• **RECORDS FOR THE TASK**
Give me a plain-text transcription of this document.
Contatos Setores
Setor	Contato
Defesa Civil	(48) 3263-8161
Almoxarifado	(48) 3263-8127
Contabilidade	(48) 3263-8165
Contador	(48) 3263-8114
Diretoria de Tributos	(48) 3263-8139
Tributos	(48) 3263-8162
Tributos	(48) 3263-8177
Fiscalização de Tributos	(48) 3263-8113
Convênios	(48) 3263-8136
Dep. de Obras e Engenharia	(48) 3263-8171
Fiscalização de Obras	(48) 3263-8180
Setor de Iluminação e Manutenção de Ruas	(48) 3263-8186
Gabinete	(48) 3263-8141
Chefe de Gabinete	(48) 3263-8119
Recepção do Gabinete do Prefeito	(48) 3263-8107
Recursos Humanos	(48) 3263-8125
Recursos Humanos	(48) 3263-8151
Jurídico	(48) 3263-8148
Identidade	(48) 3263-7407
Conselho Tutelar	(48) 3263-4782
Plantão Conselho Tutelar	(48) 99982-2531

• **AIM OF THE TASK**
Return the full listing, character for character.

• **RESPONSE TO THE EXERCISE**
Give me a plain-text transcription of this document.
Contatos Setores
Setor	Contato
Defesa Civil	(48) 3263-8161
Almoxarifado	(48) 3263-8127
Contabilidade	(48) 3263-8165
Contador	(48) 3263-8114
Diretoria de Tributos	(48) 3263-8139
Tributos	(48) 3263-8162
Tributos	(48) 3263-8177
Fiscalização de Tributos	(48) 3263-8113
Convênios	(48) 3263-8136
Dep. de Obras e Engenharia	(48) 3263-8171
Fiscalização de Obras	(48) 3263-8180
Setor de Iluminação e Manutenção de Ruas	(48) 3263-8186
Gabinete	(48) 3263-8141
Chefe de Gabinete	(48) 3263-8119
Recepção do Gabinete do Prefeito	(48) 3263-8107
Recursos Humanos	(48) 3263-8125
Recursos Humanos	(48) 3263-8151
Jurídico	(48) 3263-8148
Identidade	(48) 3263-7407
Conselho Tutelar	(48) 3263-4782
Plantão Conselho Tutelar	(48) 99982-2531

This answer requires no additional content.